Problem statement - Go through the records below line by line. Count the lines with "subtotal" and give the count alone.

Stored rows -

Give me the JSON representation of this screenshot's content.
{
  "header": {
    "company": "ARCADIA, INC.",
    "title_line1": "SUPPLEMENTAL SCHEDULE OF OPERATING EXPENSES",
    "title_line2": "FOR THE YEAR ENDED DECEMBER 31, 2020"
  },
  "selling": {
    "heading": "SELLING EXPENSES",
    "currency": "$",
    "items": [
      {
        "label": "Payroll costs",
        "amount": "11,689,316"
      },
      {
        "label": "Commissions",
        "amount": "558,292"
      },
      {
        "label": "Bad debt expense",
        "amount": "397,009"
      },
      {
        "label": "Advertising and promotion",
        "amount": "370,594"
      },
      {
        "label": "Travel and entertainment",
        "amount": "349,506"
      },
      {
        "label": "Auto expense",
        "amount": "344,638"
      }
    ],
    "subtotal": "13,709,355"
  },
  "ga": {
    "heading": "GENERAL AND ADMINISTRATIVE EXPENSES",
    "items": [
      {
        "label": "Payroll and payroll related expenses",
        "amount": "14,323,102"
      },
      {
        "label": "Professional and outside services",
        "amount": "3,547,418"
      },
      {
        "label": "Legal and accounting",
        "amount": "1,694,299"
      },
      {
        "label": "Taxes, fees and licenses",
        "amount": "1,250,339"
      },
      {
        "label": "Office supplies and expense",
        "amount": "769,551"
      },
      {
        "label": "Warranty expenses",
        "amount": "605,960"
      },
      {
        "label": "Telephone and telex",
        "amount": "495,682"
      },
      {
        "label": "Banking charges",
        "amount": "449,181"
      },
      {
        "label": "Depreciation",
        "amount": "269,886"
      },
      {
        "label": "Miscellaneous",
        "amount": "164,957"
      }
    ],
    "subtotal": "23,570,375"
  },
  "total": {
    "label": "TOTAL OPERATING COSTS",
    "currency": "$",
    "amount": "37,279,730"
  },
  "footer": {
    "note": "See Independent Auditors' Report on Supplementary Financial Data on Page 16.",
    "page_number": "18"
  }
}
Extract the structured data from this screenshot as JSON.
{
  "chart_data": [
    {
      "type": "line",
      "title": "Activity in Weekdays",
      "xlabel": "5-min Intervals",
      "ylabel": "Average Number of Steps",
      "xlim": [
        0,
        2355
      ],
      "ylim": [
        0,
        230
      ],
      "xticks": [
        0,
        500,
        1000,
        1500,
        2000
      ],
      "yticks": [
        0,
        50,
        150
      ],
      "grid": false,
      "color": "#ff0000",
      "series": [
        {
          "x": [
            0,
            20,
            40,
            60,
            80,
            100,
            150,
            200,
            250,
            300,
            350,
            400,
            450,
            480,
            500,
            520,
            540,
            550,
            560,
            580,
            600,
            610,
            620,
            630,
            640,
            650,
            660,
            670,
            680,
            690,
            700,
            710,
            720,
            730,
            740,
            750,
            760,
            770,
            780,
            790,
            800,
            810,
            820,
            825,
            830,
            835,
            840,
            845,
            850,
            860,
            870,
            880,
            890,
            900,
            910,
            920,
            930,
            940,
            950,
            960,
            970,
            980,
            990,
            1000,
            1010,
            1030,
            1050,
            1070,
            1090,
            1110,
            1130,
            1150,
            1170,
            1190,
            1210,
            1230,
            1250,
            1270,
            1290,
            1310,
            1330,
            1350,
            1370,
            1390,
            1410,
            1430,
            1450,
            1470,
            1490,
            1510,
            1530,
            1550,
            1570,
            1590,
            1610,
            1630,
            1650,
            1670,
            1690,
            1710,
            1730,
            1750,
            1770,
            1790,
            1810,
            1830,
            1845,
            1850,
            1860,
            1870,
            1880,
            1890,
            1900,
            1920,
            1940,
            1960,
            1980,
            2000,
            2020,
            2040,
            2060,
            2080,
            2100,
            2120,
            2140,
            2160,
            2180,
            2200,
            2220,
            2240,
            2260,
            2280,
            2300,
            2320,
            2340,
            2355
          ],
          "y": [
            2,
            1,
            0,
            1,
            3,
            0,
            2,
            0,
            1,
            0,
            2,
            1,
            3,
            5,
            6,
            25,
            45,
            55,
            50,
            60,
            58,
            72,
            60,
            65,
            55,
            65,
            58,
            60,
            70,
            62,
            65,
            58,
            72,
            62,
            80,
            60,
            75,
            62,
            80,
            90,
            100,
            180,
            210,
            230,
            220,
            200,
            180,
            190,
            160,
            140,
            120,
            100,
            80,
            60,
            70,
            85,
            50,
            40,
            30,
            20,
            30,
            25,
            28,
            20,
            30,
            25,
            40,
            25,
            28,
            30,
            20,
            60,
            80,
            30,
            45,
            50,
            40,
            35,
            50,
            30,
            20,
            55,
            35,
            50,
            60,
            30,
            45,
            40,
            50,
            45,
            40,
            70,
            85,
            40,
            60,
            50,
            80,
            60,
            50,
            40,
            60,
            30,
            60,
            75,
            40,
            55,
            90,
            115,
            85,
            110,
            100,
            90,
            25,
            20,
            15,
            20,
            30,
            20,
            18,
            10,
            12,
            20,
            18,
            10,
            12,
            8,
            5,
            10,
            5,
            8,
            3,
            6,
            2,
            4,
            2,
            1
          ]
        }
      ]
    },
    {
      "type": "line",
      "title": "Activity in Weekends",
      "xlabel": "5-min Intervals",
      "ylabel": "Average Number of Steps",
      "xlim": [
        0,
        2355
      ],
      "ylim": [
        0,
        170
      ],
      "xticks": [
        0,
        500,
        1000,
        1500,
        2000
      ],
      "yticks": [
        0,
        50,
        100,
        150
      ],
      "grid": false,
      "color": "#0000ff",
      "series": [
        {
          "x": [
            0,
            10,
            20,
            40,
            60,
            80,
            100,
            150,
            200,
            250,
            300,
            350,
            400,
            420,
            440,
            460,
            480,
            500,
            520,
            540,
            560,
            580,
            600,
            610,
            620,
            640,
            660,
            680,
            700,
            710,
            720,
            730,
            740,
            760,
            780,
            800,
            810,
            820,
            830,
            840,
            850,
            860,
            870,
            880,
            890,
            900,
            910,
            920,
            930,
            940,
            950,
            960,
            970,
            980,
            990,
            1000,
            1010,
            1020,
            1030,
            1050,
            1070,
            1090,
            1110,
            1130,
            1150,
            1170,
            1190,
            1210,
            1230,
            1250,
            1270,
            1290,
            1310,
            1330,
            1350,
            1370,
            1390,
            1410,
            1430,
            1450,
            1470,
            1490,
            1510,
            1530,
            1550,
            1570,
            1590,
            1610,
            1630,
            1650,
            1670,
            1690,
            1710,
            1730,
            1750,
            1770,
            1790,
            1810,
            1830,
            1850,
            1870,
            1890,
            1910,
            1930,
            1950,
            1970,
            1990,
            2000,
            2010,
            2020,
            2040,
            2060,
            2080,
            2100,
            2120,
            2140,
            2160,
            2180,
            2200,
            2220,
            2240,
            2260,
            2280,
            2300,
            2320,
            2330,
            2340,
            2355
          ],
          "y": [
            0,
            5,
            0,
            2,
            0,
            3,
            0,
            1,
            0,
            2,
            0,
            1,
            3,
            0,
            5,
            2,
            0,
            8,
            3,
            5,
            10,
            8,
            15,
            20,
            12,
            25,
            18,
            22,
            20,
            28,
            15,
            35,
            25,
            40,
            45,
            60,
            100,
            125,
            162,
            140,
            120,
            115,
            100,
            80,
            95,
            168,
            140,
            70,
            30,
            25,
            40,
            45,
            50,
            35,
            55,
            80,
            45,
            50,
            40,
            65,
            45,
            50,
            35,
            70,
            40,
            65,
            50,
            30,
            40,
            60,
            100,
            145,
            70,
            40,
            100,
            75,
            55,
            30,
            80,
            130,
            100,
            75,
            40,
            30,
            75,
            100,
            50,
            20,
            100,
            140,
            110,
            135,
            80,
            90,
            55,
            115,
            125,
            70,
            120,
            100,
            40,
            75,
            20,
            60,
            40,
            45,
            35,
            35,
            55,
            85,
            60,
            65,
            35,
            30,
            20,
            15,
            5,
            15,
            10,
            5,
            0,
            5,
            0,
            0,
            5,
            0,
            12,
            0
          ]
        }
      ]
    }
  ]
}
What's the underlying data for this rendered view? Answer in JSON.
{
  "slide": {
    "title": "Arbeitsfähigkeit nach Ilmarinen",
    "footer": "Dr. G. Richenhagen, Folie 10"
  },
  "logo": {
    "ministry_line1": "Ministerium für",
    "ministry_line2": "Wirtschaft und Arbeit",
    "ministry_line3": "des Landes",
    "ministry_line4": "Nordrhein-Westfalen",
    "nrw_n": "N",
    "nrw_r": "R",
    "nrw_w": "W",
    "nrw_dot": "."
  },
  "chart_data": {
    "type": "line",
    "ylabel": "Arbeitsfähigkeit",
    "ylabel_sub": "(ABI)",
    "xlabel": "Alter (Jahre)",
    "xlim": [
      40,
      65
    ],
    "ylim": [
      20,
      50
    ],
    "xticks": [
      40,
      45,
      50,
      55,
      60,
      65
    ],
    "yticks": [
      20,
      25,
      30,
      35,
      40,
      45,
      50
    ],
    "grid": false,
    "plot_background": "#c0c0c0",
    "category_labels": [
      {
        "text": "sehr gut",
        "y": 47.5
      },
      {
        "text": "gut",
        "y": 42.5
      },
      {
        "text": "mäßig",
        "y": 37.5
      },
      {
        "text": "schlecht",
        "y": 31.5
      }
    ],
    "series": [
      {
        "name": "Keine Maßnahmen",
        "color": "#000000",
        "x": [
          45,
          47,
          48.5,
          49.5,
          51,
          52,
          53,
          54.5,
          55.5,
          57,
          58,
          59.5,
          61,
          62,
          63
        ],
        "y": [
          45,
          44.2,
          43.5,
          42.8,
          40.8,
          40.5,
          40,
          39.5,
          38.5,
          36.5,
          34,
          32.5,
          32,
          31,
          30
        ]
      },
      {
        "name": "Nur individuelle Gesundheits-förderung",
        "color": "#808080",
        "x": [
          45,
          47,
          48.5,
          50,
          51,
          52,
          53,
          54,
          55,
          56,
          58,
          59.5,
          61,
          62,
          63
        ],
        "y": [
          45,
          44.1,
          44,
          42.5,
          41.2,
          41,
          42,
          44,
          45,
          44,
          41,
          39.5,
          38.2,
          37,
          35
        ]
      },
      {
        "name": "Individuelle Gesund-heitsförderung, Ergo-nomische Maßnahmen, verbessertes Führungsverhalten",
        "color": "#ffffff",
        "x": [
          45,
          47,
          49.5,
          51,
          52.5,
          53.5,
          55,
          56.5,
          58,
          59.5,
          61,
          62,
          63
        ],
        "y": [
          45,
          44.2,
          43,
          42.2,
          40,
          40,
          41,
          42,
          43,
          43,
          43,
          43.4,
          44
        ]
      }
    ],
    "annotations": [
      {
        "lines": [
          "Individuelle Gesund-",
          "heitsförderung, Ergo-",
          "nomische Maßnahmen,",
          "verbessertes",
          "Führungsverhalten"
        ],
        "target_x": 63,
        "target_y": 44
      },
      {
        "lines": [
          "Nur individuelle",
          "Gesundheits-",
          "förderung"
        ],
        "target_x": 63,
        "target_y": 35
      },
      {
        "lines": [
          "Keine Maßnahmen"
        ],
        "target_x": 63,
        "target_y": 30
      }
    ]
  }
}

Full solution - 2